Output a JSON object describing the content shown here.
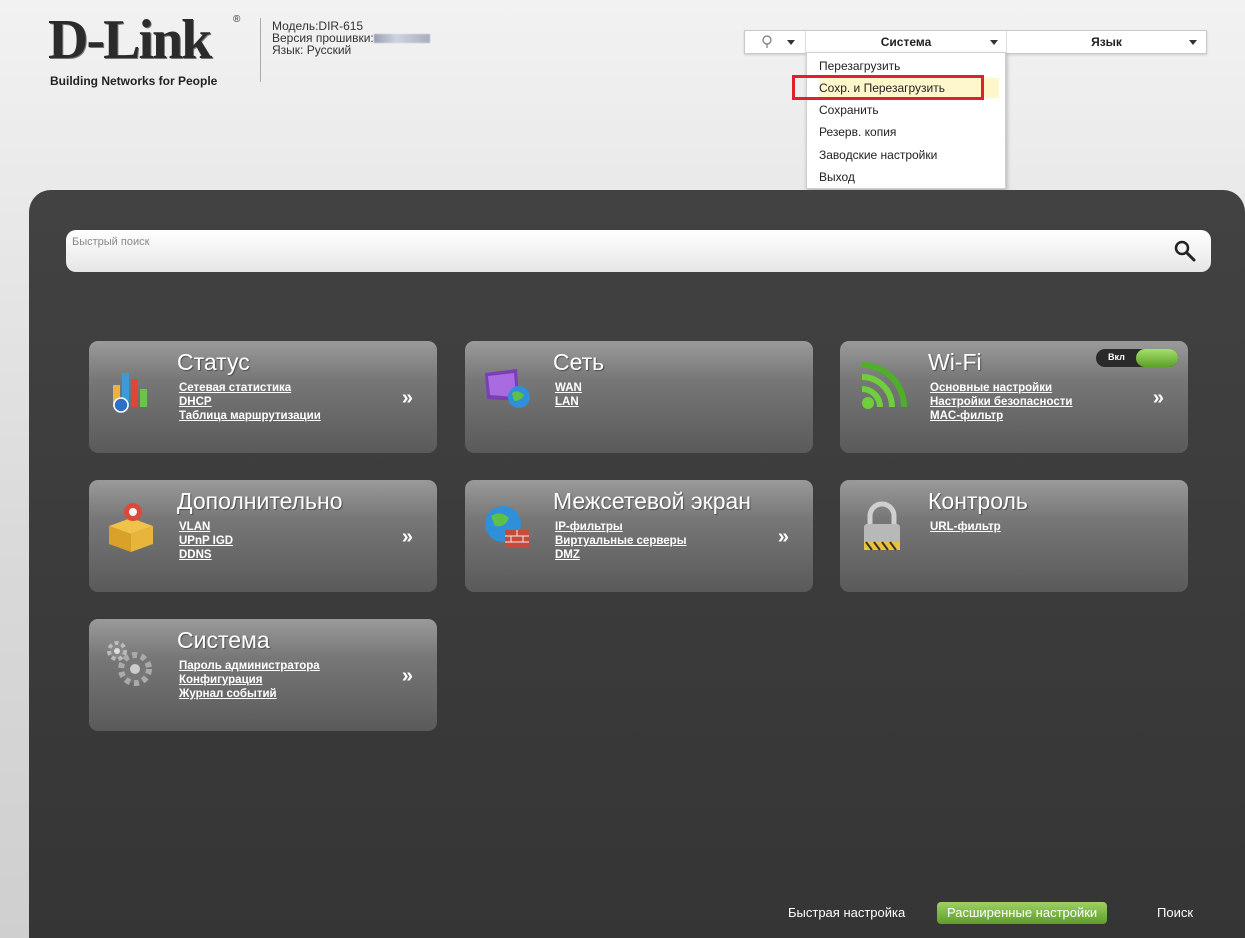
{
  "header": {
    "logo_text": "D-Link",
    "logo_tagline": "Building Networks for People",
    "model": "Модель:DIR-615",
    "firmware_label": "Версия прошивки:",
    "language": "Язык: Русский"
  },
  "topbar": {
    "system_menu": "Система",
    "language_menu": "Язык"
  },
  "system_dropdown": {
    "items": [
      "Перезагрузить",
      "Сохр. и Перезагрузить",
      "Сохранить",
      "Резерв. копия",
      "Заводские настройки",
      "Выход"
    ],
    "highlighted": "Сохр. и Перезагрузить"
  },
  "search": {
    "placeholder": "Быстрый поиск"
  },
  "tiles": [
    {
      "title": "Статус",
      "links": [
        "Сетевая статистика",
        "DHCP",
        "Таблица маршрутизации"
      ]
    },
    {
      "title": "Сеть",
      "links": [
        "WAN",
        "LAN"
      ]
    },
    {
      "title": "Wi-Fi",
      "links": [
        "Основные настройки",
        "Настройки безопасности",
        "MAC-фильтр"
      ],
      "toggle_label": "Вкл"
    },
    {
      "title": "Дополнительно",
      "links": [
        "VLAN",
        "UPnP IGD",
        "DDNS"
      ]
    },
    {
      "title": "Межсетевой экран",
      "links": [
        "IP-фильтры",
        "Виртуальные серверы",
        "DMZ"
      ]
    },
    {
      "title": "Контроль",
      "links": [
        "URL-фильтр"
      ]
    },
    {
      "title": "Система",
      "links": [
        "Пароль администратора",
        "Конфигурация",
        "Журнал событий"
      ]
    }
  ],
  "arrow_glyph": "»",
  "bottom_bar": {
    "quick_setup": "Быстрая настройка",
    "advanced_setup": "Расширенные настройки",
    "search": "Поиск"
  },
  "colors": {
    "highlight_border": "#e0202a",
    "advanced_button": "#6fae36",
    "panel": "#3a3a3a"
  }
}
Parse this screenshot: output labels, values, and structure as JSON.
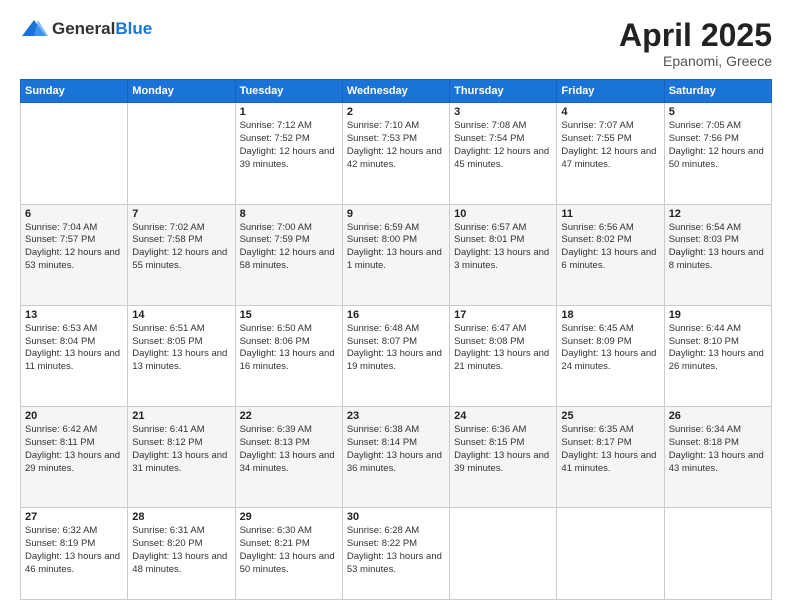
{
  "header": {
    "logo_general": "General",
    "logo_blue": "Blue",
    "title": "April 2025",
    "location": "Epanomi, Greece"
  },
  "calendar": {
    "days_of_week": [
      "Sunday",
      "Monday",
      "Tuesday",
      "Wednesday",
      "Thursday",
      "Friday",
      "Saturday"
    ],
    "weeks": [
      [
        {
          "day": "",
          "info": ""
        },
        {
          "day": "",
          "info": ""
        },
        {
          "day": "1",
          "info": "Sunrise: 7:12 AM\nSunset: 7:52 PM\nDaylight: 12 hours and 39 minutes."
        },
        {
          "day": "2",
          "info": "Sunrise: 7:10 AM\nSunset: 7:53 PM\nDaylight: 12 hours and 42 minutes."
        },
        {
          "day": "3",
          "info": "Sunrise: 7:08 AM\nSunset: 7:54 PM\nDaylight: 12 hours and 45 minutes."
        },
        {
          "day": "4",
          "info": "Sunrise: 7:07 AM\nSunset: 7:55 PM\nDaylight: 12 hours and 47 minutes."
        },
        {
          "day": "5",
          "info": "Sunrise: 7:05 AM\nSunset: 7:56 PM\nDaylight: 12 hours and 50 minutes."
        }
      ],
      [
        {
          "day": "6",
          "info": "Sunrise: 7:04 AM\nSunset: 7:57 PM\nDaylight: 12 hours and 53 minutes."
        },
        {
          "day": "7",
          "info": "Sunrise: 7:02 AM\nSunset: 7:58 PM\nDaylight: 12 hours and 55 minutes."
        },
        {
          "day": "8",
          "info": "Sunrise: 7:00 AM\nSunset: 7:59 PM\nDaylight: 12 hours and 58 minutes."
        },
        {
          "day": "9",
          "info": "Sunrise: 6:59 AM\nSunset: 8:00 PM\nDaylight: 13 hours and 1 minute."
        },
        {
          "day": "10",
          "info": "Sunrise: 6:57 AM\nSunset: 8:01 PM\nDaylight: 13 hours and 3 minutes."
        },
        {
          "day": "11",
          "info": "Sunrise: 6:56 AM\nSunset: 8:02 PM\nDaylight: 13 hours and 6 minutes."
        },
        {
          "day": "12",
          "info": "Sunrise: 6:54 AM\nSunset: 8:03 PM\nDaylight: 13 hours and 8 minutes."
        }
      ],
      [
        {
          "day": "13",
          "info": "Sunrise: 6:53 AM\nSunset: 8:04 PM\nDaylight: 13 hours and 11 minutes."
        },
        {
          "day": "14",
          "info": "Sunrise: 6:51 AM\nSunset: 8:05 PM\nDaylight: 13 hours and 13 minutes."
        },
        {
          "day": "15",
          "info": "Sunrise: 6:50 AM\nSunset: 8:06 PM\nDaylight: 13 hours and 16 minutes."
        },
        {
          "day": "16",
          "info": "Sunrise: 6:48 AM\nSunset: 8:07 PM\nDaylight: 13 hours and 19 minutes."
        },
        {
          "day": "17",
          "info": "Sunrise: 6:47 AM\nSunset: 8:08 PM\nDaylight: 13 hours and 21 minutes."
        },
        {
          "day": "18",
          "info": "Sunrise: 6:45 AM\nSunset: 8:09 PM\nDaylight: 13 hours and 24 minutes."
        },
        {
          "day": "19",
          "info": "Sunrise: 6:44 AM\nSunset: 8:10 PM\nDaylight: 13 hours and 26 minutes."
        }
      ],
      [
        {
          "day": "20",
          "info": "Sunrise: 6:42 AM\nSunset: 8:11 PM\nDaylight: 13 hours and 29 minutes."
        },
        {
          "day": "21",
          "info": "Sunrise: 6:41 AM\nSunset: 8:12 PM\nDaylight: 13 hours and 31 minutes."
        },
        {
          "day": "22",
          "info": "Sunrise: 6:39 AM\nSunset: 8:13 PM\nDaylight: 13 hours and 34 minutes."
        },
        {
          "day": "23",
          "info": "Sunrise: 6:38 AM\nSunset: 8:14 PM\nDaylight: 13 hours and 36 minutes."
        },
        {
          "day": "24",
          "info": "Sunrise: 6:36 AM\nSunset: 8:15 PM\nDaylight: 13 hours and 39 minutes."
        },
        {
          "day": "25",
          "info": "Sunrise: 6:35 AM\nSunset: 8:17 PM\nDaylight: 13 hours and 41 minutes."
        },
        {
          "day": "26",
          "info": "Sunrise: 6:34 AM\nSunset: 8:18 PM\nDaylight: 13 hours and 43 minutes."
        }
      ],
      [
        {
          "day": "27",
          "info": "Sunrise: 6:32 AM\nSunset: 8:19 PM\nDaylight: 13 hours and 46 minutes."
        },
        {
          "day": "28",
          "info": "Sunrise: 6:31 AM\nSunset: 8:20 PM\nDaylight: 13 hours and 48 minutes."
        },
        {
          "day": "29",
          "info": "Sunrise: 6:30 AM\nSunset: 8:21 PM\nDaylight: 13 hours and 50 minutes."
        },
        {
          "day": "30",
          "info": "Sunrise: 6:28 AM\nSunset: 8:22 PM\nDaylight: 13 hours and 53 minutes."
        },
        {
          "day": "",
          "info": ""
        },
        {
          "day": "",
          "info": ""
        },
        {
          "day": "",
          "info": ""
        }
      ]
    ]
  }
}
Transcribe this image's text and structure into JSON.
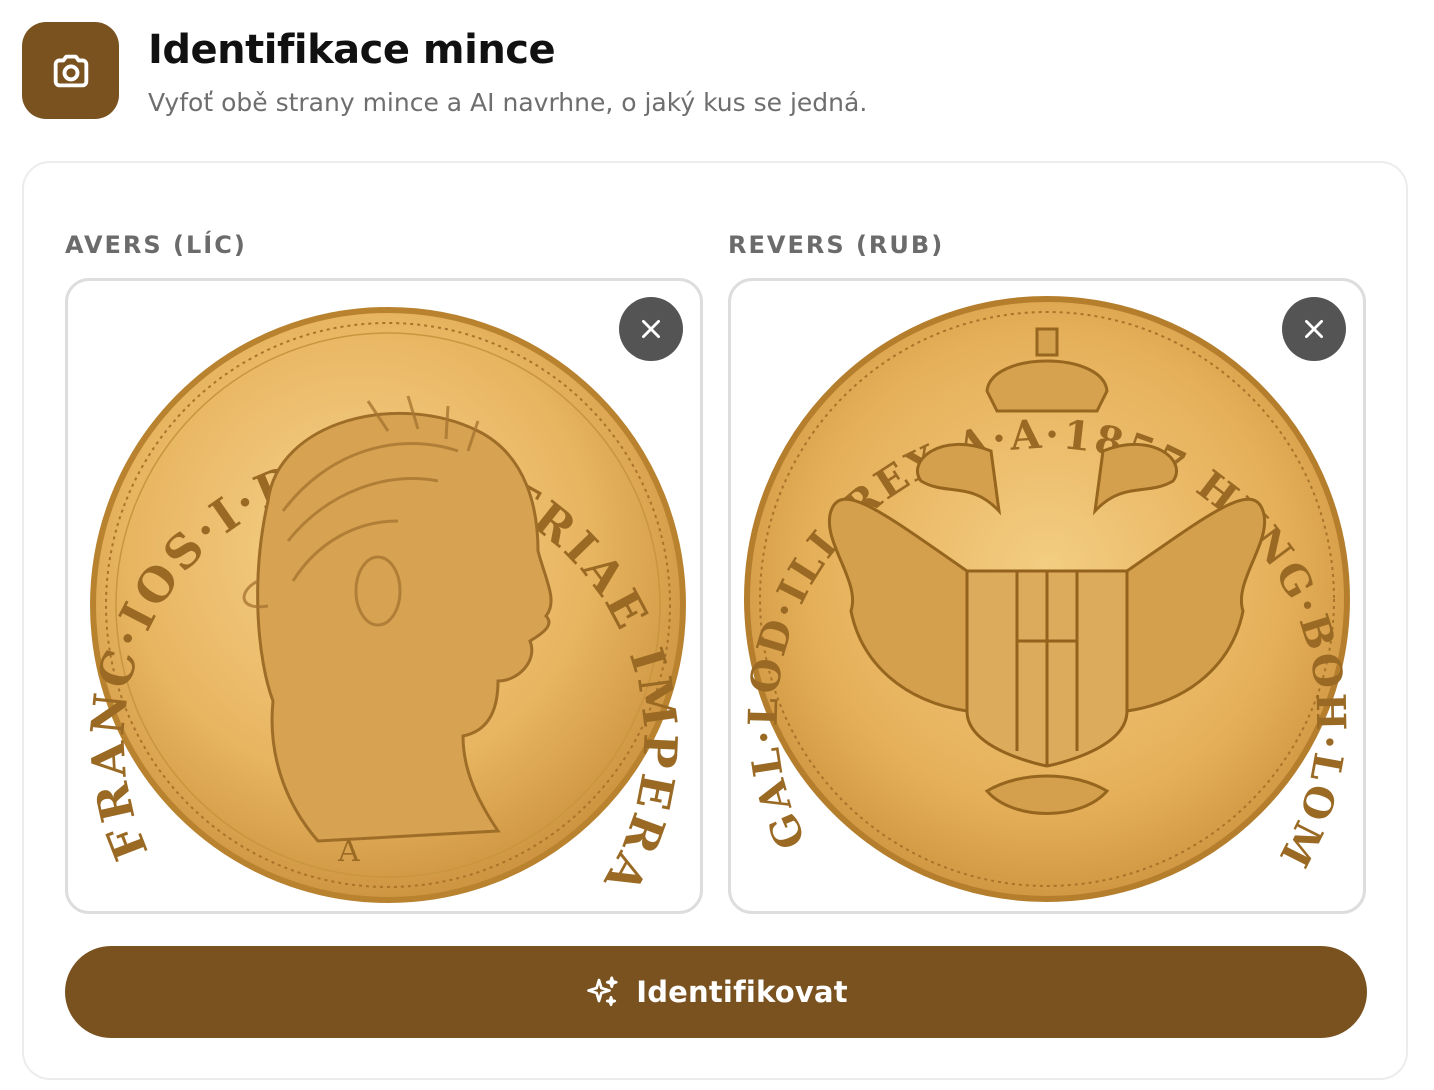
{
  "header": {
    "icon": "camera-icon",
    "title": "Identifikace mince",
    "subtitle": "Vyfoť obě strany mince a AI navrhne, o jaký kus se jedná."
  },
  "obverse": {
    "label": "AVERS (LÍC)",
    "remove_icon": "close-icon",
    "coin_legend": "FRANC·IOS·I·D·G·AVSTRIAE IMPERATOR",
    "mint_mark": "A"
  },
  "reverse": {
    "label": "REVERS (RUB)",
    "remove_icon": "close-icon",
    "coin_legend": "GAL·LOD·ILL·REX·A·A·1857 HVNG·BOH·LOMB·ET·VEN·"
  },
  "action": {
    "icon": "sparkles-icon",
    "label": "Identifikovat"
  },
  "colors": {
    "accent": "#7a5220",
    "remove_button": "#545454",
    "gold_light": "#f2c878",
    "gold_dark": "#b27a2c"
  }
}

• Stated exercise:
No pictures belong in the copy: reproduce exactly the lines above from the one that contains "Transcribe this image's" through the last line of the entries.

• Written response:
Transcribe this image's text and structure into JSON.
{
  "header": {
    "icon": "camera-icon",
    "title": "Identifikace mince",
    "subtitle": "Vyfoť obě strany mince a AI navrhne, o jaký kus se jedná."
  },
  "obverse": {
    "label": "AVERS (LÍC)",
    "remove_icon": "close-icon",
    "coin_legend": "FRANC·IOS·I·D·G·AVSTRIAE IMPERATOR",
    "mint_mark": "A"
  },
  "reverse": {
    "label": "REVERS (RUB)",
    "remove_icon": "close-icon",
    "coin_legend": "GAL·LOD·ILL·REX·A·A·1857 HVNG·BOH·LOMB·ET·VEN·"
  },
  "action": {
    "icon": "sparkles-icon",
    "label": "Identifikovat"
  },
  "colors": {
    "accent": "#7a5220",
    "remove_button": "#545454",
    "gold_light": "#f2c878",
    "gold_dark": "#b27a2c"
  }
}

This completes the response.